**EXERCISE AIM**
Find the lines that contain the word "JSON" and copy each one.

* Begin MATERIAL SHOWN *

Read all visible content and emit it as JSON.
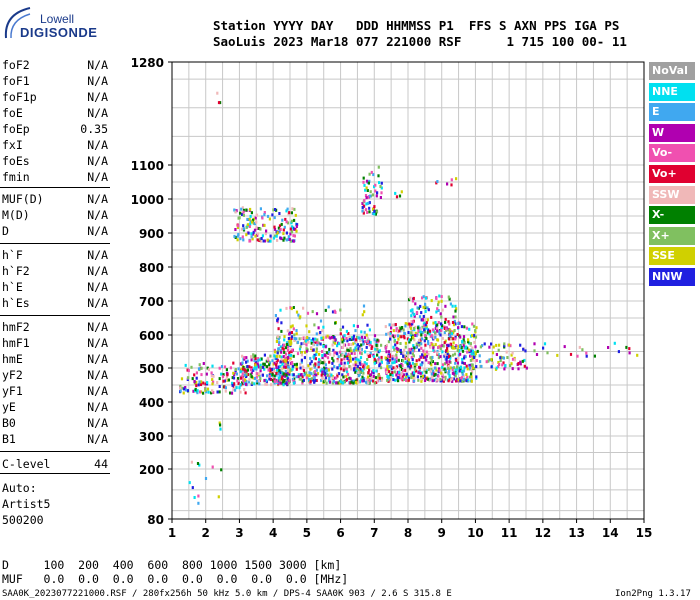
{
  "logo": {
    "top": "Lowell",
    "bottom": "DIGISONDE"
  },
  "header": {
    "line1": "Station YYYY DAY   DDD HHMMSS P1  FFS S AXN PPS IGA PS",
    "line2": "SaoLuis 2023 Mar18 077 221000 RSF      1 715 100 00- 11"
  },
  "params_group1": [
    {
      "name": "foF2",
      "value": "N/A"
    },
    {
      "name": "foF1",
      "value": "N/A"
    },
    {
      "name": "foF1p",
      "value": "N/A"
    },
    {
      "name": "foE",
      "value": "N/A"
    },
    {
      "name": "foEp",
      "value": "0.35"
    },
    {
      "name": "fxI",
      "value": "N/A"
    },
    {
      "name": "foEs",
      "value": "N/A"
    },
    {
      "name": "fmin",
      "value": "N/A"
    }
  ],
  "params_group2": [
    {
      "name": "MUF(D)",
      "value": "N/A"
    },
    {
      "name": "M(D)",
      "value": "N/A"
    },
    {
      "name": "D",
      "value": "N/A"
    }
  ],
  "params_group3": [
    {
      "name": "h`F",
      "value": "N/A"
    },
    {
      "name": "h`F2",
      "value": "N/A"
    },
    {
      "name": "h`E",
      "value": "N/A"
    },
    {
      "name": "h`Es",
      "value": "N/A"
    }
  ],
  "params_group4": [
    {
      "name": "hmF2",
      "value": "N/A"
    },
    {
      "name": "hmF1",
      "value": "N/A"
    },
    {
      "name": "hmE",
      "value": "N/A"
    },
    {
      "name": "yF2",
      "value": "N/A"
    },
    {
      "name": "yF1",
      "value": "N/A"
    },
    {
      "name": "yE",
      "value": "N/A"
    },
    {
      "name": "B0",
      "value": "N/A"
    },
    {
      "name": "B1",
      "value": "N/A"
    }
  ],
  "clevel": {
    "name": "C-level",
    "value": "44"
  },
  "auto": [
    "Auto:",
    "Artist5",
    "500200"
  ],
  "footer": {
    "d_row": "D     100  200  400  600  800 1000 1500 3000 [km]",
    "muf_row": "MUF   0.0  0.0  0.0  0.0  0.0  0.0  0.0  0.0 [MHz]",
    "file_info": "SAA0K_2023077221000.RSF / 280fx256h 50 kHz 5.0 km / DPS-4 SAA0K 903 / 2.6 S 315.8 E",
    "version": "Ion2Png 1.3.17"
  },
  "legend": [
    {
      "label": "NoVal",
      "color": "#a0a0a0"
    },
    {
      "label": "NNE",
      "color": "#00e0f0"
    },
    {
      "label": "E",
      "color": "#40a8f0"
    },
    {
      "label": "W",
      "color": "#b000b0"
    },
    {
      "label": "Vo-",
      "color": "#f050b0"
    },
    {
      "label": "Vo+",
      "color": "#e00030"
    },
    {
      "label": "SSW",
      "color": "#f0b8b8"
    },
    {
      "label": "X-",
      "color": "#008000"
    },
    {
      "label": "X+",
      "color": "#80c060"
    },
    {
      "label": "SSE",
      "color": "#d0d000"
    },
    {
      "label": "NNW",
      "color": "#2020e0"
    }
  ],
  "chart_data": {
    "type": "scatter",
    "xlim": [
      1,
      15
    ],
    "ylim": [
      80,
      1280
    ],
    "xticks": [
      1,
      2,
      3,
      4,
      5,
      6,
      7,
      8,
      9,
      10,
      11,
      12,
      13,
      14,
      15
    ],
    "yticks": [
      80,
      200,
      300,
      400,
      500,
      600,
      700,
      800,
      900,
      1000,
      1100,
      1280
    ],
    "grid": true,
    "regions": [
      {
        "x": [
          1.2,
          3.2
        ],
        "y": [
          430,
          520
        ],
        "n": 150
      },
      {
        "x": [
          3.0,
          4.5
        ],
        "y": [
          455,
          545
        ],
        "n": 220
      },
      {
        "x": [
          4.0,
          7.2
        ],
        "y": [
          460,
          600
        ],
        "n": 650
      },
      {
        "x": [
          4.0,
          7.0
        ],
        "y": [
          590,
          690
        ],
        "n": 80
      },
      {
        "x": [
          7.3,
          10.0
        ],
        "y": [
          465,
          640
        ],
        "n": 650
      },
      {
        "x": [
          8.0,
          9.4
        ],
        "y": [
          590,
          720
        ],
        "n": 130
      },
      {
        "x": [
          10.0,
          11.5
        ],
        "y": [
          500,
          580
        ],
        "n": 70
      },
      {
        "x": [
          11.5,
          14.8
        ],
        "y": [
          540,
          580
        ],
        "n": 22
      },
      {
        "x": [
          2.8,
          4.7
        ],
        "y": [
          880,
          980
        ],
        "n": 170
      },
      {
        "x": [
          6.6,
          7.2
        ],
        "y": [
          960,
          1100
        ],
        "n": 60
      },
      {
        "x": [
          7.5,
          7.8
        ],
        "y": [
          1010,
          1030
        ],
        "n": 4
      },
      {
        "x": [
          8.8,
          9.5
        ],
        "y": [
          1045,
          1080
        ],
        "n": 6
      },
      {
        "x": [
          1.3,
          2.5
        ],
        "y": [
          120,
          240
        ],
        "n": 12
      },
      {
        "x": [
          2.3,
          2.5
        ],
        "y": [
          300,
          350
        ],
        "n": 3
      },
      {
        "x": [
          2.3,
          2.4
        ],
        "y": [
          1210,
          1230
        ],
        "n": 3
      }
    ]
  }
}
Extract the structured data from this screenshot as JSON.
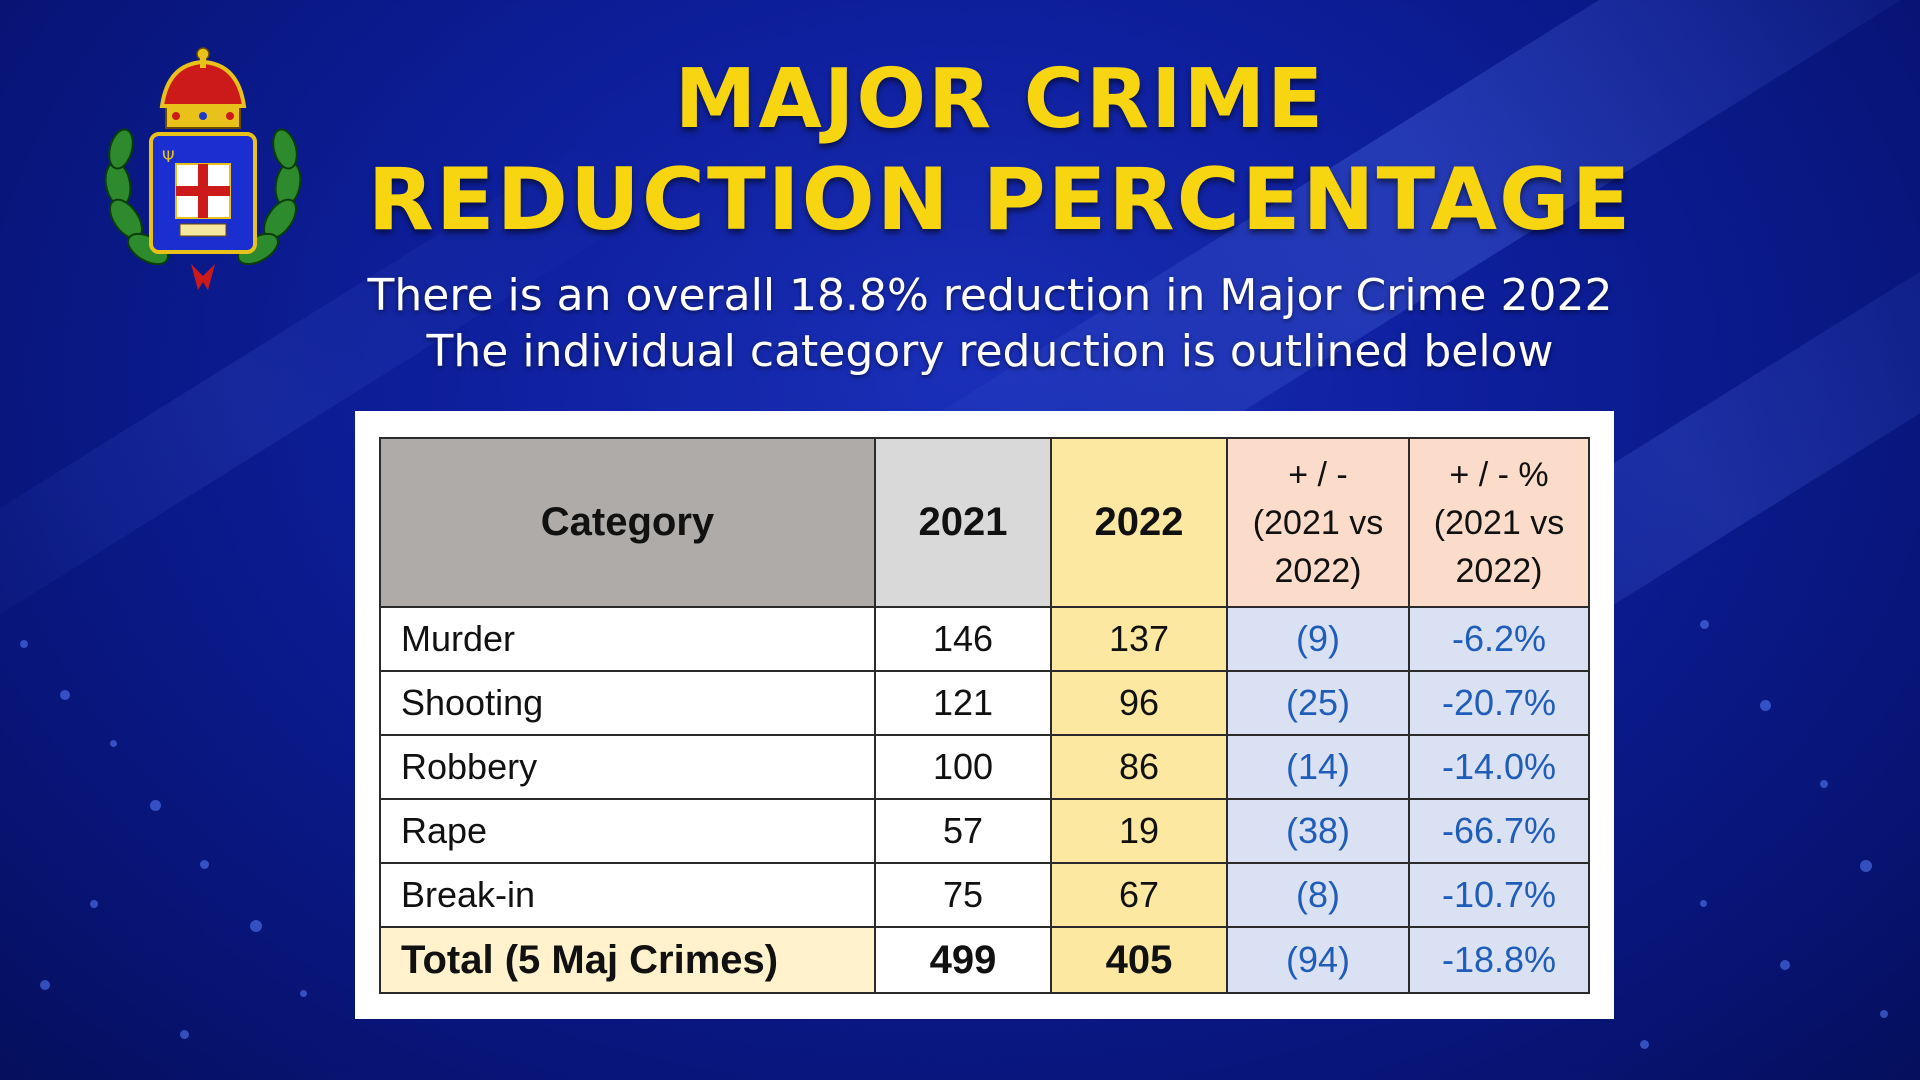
{
  "header": {
    "title_line1": "MAJOR CRIME",
    "title_line2": "REDUCTION PERCENTAGE",
    "subtitle_line1": "There is an overall 18.8% reduction in Major Crime 2022",
    "subtitle_line2": "The individual category reduction is outlined below"
  },
  "table": {
    "headers": {
      "category": "Category",
      "y2021": "2021",
      "y2022": "2022",
      "change_line1": "+ / -",
      "change_line2": "(2021 vs",
      "change_line3": "2022)",
      "pct_line1": "+ / - %",
      "pct_line2": "(2021 vs",
      "pct_line3": "2022)"
    },
    "rows": [
      {
        "category": "Murder",
        "y2021": "146",
        "y2022": "137",
        "change": "(9)",
        "pct": "-6.2%"
      },
      {
        "category": "Shooting",
        "y2021": "121",
        "y2022": "96",
        "change": "(25)",
        "pct": "-20.7%"
      },
      {
        "category": "Robbery",
        "y2021": "100",
        "y2022": "86",
        "change": "(14)",
        "pct": "-14.0%"
      },
      {
        "category": "Rape",
        "y2021": "57",
        "y2022": "19",
        "change": "(38)",
        "pct": "-66.7%"
      },
      {
        "category": "Break-in",
        "y2021": "75",
        "y2022": "67",
        "change": "(8)",
        "pct": "-10.7%"
      }
    ],
    "total": {
      "category": "Total (5 Maj Crimes)",
      "y2021": "499",
      "y2022": "405",
      "change": "(94)",
      "pct": "-18.8%"
    }
  },
  "colors": {
    "title": "#f7d611",
    "background": "#0d1e9a",
    "header_category": "#aeaba8",
    "header_2021": "#d9d9d9",
    "col_2022": "#fde8a2",
    "header_change": "#fbdccb",
    "change_cells": "#d9e1f2",
    "change_text": "#1f5db8"
  },
  "icons": {
    "logo": "police-crest-icon"
  }
}
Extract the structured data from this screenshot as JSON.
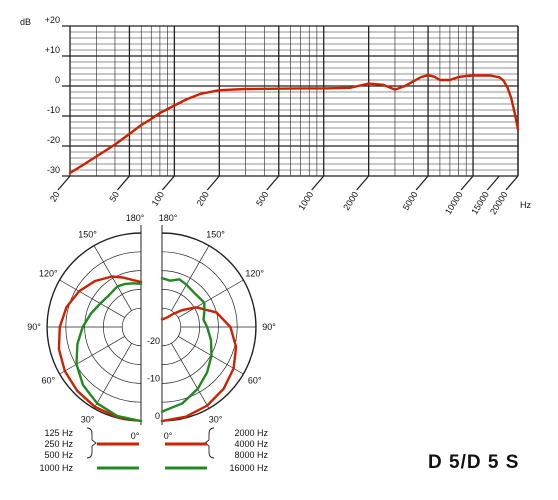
{
  "model_label": "D 5/D 5 S",
  "chart_data": [
    {
      "type": "line",
      "title": "",
      "ylabel": "dB",
      "xlabel": "Hz",
      "xscale": "log",
      "grid": true,
      "xlim": [
        20,
        20000
      ],
      "ylim": [
        -30,
        20
      ],
      "y_ticks": [
        20,
        10,
        0,
        -10,
        -20,
        -30
      ],
      "y_tick_labels": [
        "+20",
        "+10",
        "0",
        "-10",
        "-20",
        "-30"
      ],
      "x_ticks": [
        20,
        50,
        100,
        200,
        500,
        1000,
        2000,
        5000,
        10000,
        15000,
        20000
      ],
      "x_tick_labels": [
        "20",
        "50",
        "100",
        "200",
        "500",
        "1000",
        "2000",
        "5000",
        "10000",
        "15000",
        "20000"
      ],
      "color": "#cc2200",
      "series": [
        {
          "x": [
            20,
            25,
            30,
            40,
            50,
            60,
            70,
            80,
            100,
            120,
            150,
            200,
            300,
            500,
            700,
            1000,
            1500,
            1700,
            2000,
            2500,
            3000,
            3500,
            4000,
            4500,
            5000,
            5500,
            6000,
            7000,
            8000,
            9000,
            10000,
            11000,
            13000,
            15000,
            16000,
            17000,
            18000,
            19000,
            20000
          ],
          "values": [
            -29,
            -26,
            -23.5,
            -19.5,
            -16,
            -13,
            -11,
            -9,
            -6.5,
            -4.5,
            -2.6,
            -1.4,
            -1,
            -0.9,
            -0.8,
            -0.8,
            -0.6,
            0,
            0.8,
            0.4,
            -1.2,
            0,
            1.6,
            3,
            3.6,
            3.1,
            2,
            2,
            3,
            3.3,
            3.5,
            3.5,
            3.5,
            2.9,
            1.8,
            -0.5,
            -4,
            -9,
            -14.5
          ]
        }
      ]
    },
    {
      "type": "polar",
      "title": "",
      "angle_labels": [
        "180°",
        "150°",
        "120°",
        "90°",
        "60°",
        "30°",
        "0°"
      ],
      "radius_labels": [
        "0",
        "-10",
        "-20"
      ],
      "rlim": [
        -25,
        0
      ],
      "rings_db": [
        0,
        -5,
        -10,
        -15,
        -20,
        -25
      ],
      "legend": [
        {
          "side": "left",
          "frequencies": [
            "125 Hz",
            "250 Hz",
            "500 Hz"
          ],
          "color": "#cc2200"
        },
        {
          "side": "left",
          "frequencies": [
            "1000 Hz"
          ],
          "color": "#228822"
        },
        {
          "side": "right",
          "frequencies": [
            "2000 Hz",
            "4000 Hz",
            "8000 Hz"
          ],
          "color": "#cc2200"
        },
        {
          "side": "right",
          "frequencies": [
            "16000 Hz"
          ],
          "color": "#228822"
        }
      ],
      "series": [
        {
          "name": "125 Hz / 250 Hz / 500 Hz",
          "side": "left",
          "color": "#cc2200",
          "angle_deg": [
            0,
            15,
            30,
            45,
            60,
            75,
            90,
            105,
            120,
            135,
            150,
            160,
            170,
            180
          ],
          "level_db": [
            0,
            -0.2,
            -0.5,
            -1,
            -1.6,
            -2.4,
            -3.4,
            -4.5,
            -6,
            -7.7,
            -9.5,
            -11,
            -12.3,
            -13
          ]
        },
        {
          "name": "1000 Hz",
          "side": "left",
          "color": "#228822",
          "angle_deg": [
            0,
            15,
            30,
            45,
            60,
            75,
            90,
            105,
            120,
            135,
            150,
            160,
            170,
            180
          ],
          "level_db": [
            0,
            -0.5,
            -1.6,
            -3.2,
            -5.2,
            -7.5,
            -9.5,
            -11.2,
            -12.5,
            -13,
            -12.5,
            -12.8,
            -13.2,
            -13.5
          ]
        },
        {
          "name": "2000 Hz / 4000 Hz / 8000 Hz",
          "side": "right",
          "color": "#cc2200",
          "angle_deg": [
            0,
            15,
            30,
            45,
            60,
            75,
            90,
            105,
            120,
            130,
            140,
            150,
            160,
            170,
            180
          ],
          "level_db": [
            0,
            -0.3,
            -0.9,
            -1.8,
            -3,
            -4.6,
            -6.8,
            -10,
            -14.5,
            -18,
            -20.5,
            -22,
            -22.5,
            -22.8,
            -23
          ]
        },
        {
          "name": "16000 Hz",
          "side": "right",
          "color": "#228822",
          "angle_deg": [
            0,
            15,
            30,
            45,
            60,
            75,
            90,
            100,
            110,
            120,
            135,
            150,
            160,
            170,
            180
          ],
          "level_db": [
            -2.5,
            -4,
            -6,
            -8,
            -9.8,
            -11.5,
            -13,
            -13.8,
            -13,
            -12,
            -12.5,
            -12,
            -11.5,
            -12.5,
            -12
          ]
        }
      ]
    }
  ]
}
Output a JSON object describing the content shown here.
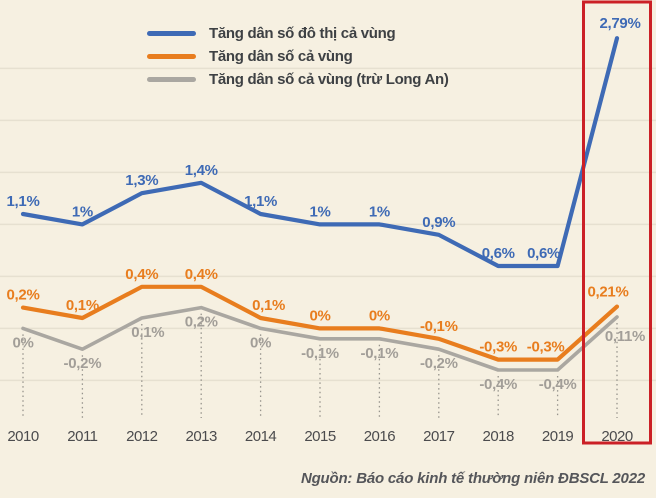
{
  "chart_data": {
    "type": "line",
    "title": "",
    "categories": [
      "2010",
      "2011",
      "2012",
      "2013",
      "2014",
      "2015",
      "2016",
      "2017",
      "2018",
      "2019",
      "2020"
    ],
    "series": [
      {
        "name": "Tăng dân số đô thị cả vùng",
        "color": "#3e6ab5",
        "values": [
          1.1,
          1.0,
          1.3,
          1.4,
          1.1,
          1.0,
          1.0,
          0.9,
          0.6,
          0.6,
          2.79
        ],
        "labels": [
          "1,1%",
          "1%",
          "1,3%",
          "1,4%",
          "1,1%",
          "1%",
          "1%",
          "0,9%",
          "0,6%",
          "0,6%",
          "2,79%"
        ]
      },
      {
        "name": "Tăng dân số cả vùng",
        "color": "#e87d1e",
        "values": [
          0.2,
          0.1,
          0.4,
          0.4,
          0.1,
          0.0,
          0.0,
          -0.1,
          -0.3,
          -0.3,
          0.21
        ],
        "labels": [
          "0,2%",
          "0,1%",
          "0,4%",
          "0,4%",
          "0,1%",
          "0%",
          "0%",
          "-0,1%",
          "-0,3%",
          "-0,3%",
          "0,21%"
        ]
      },
      {
        "name": "Tăng dân số cả vùng (trừ Long An)",
        "color": "#aaa7a1",
        "values": [
          0.0,
          -0.2,
          0.1,
          0.2,
          0.0,
          -0.1,
          -0.1,
          -0.2,
          -0.4,
          -0.4,
          0.11
        ],
        "labels": [
          "0%",
          "-0,2%",
          "0,1%",
          "0,2%",
          "0%",
          "-0,1%",
          "-0,1%",
          "-0,2%",
          "-0,4%",
          "-0,4%",
          "0,11%"
        ]
      }
    ],
    "ylim": [
      -0.5,
      2.5
    ],
    "ytick_step": 0.5,
    "grid": "horizontal",
    "legend_position": "top-left",
    "highlight": {
      "category": "2020",
      "color": "#cb2026"
    },
    "source": "Nguồn: Báo cáo kinh tế thường niên ĐBSCL 2022"
  },
  "colors": {
    "background": "#f6f0e1",
    "gridline": "#e6e0d0",
    "dotted_leader": "#97948d",
    "year_text": "#4b4b4d",
    "legend_text": "#3e4144",
    "source_text": "#55565a",
    "gray_label_text": "#a29e98"
  }
}
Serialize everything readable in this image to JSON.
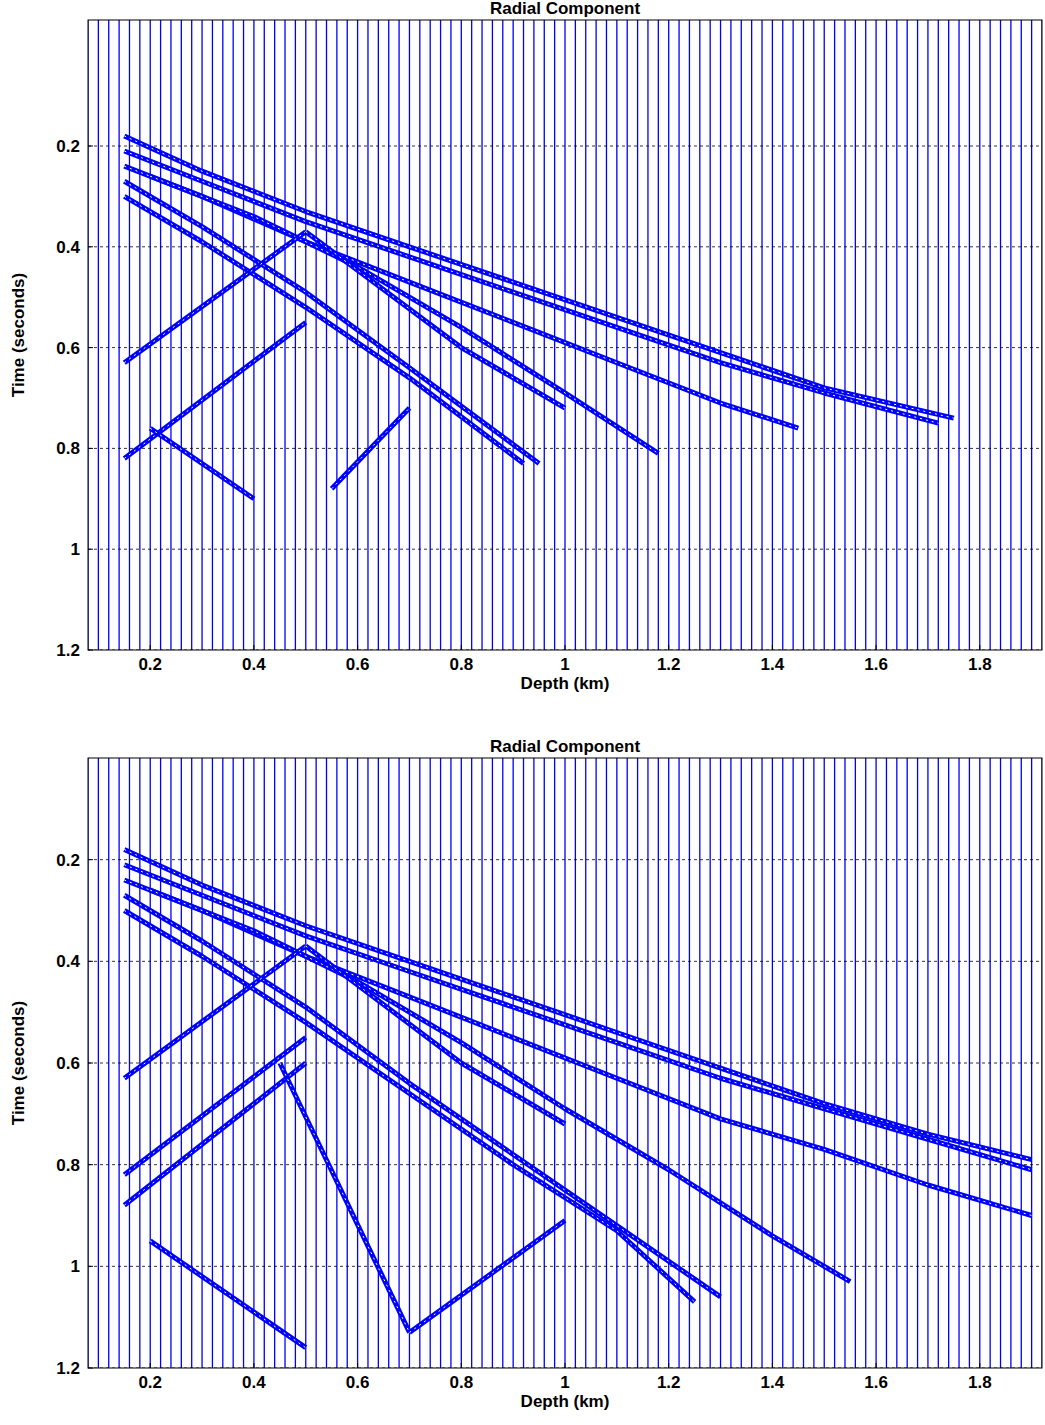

* End MATERIAL SHOWN *

**RESPONSE TO THIS EXERCISE**
Read all visible content and emit it as JSON.
Extract the structured data from this screenshot as JSON.
Extract the structured data from this screenshot as JSON.
Output a JSON object describing the content shown here.
Serialize everything readable in this image to JSON.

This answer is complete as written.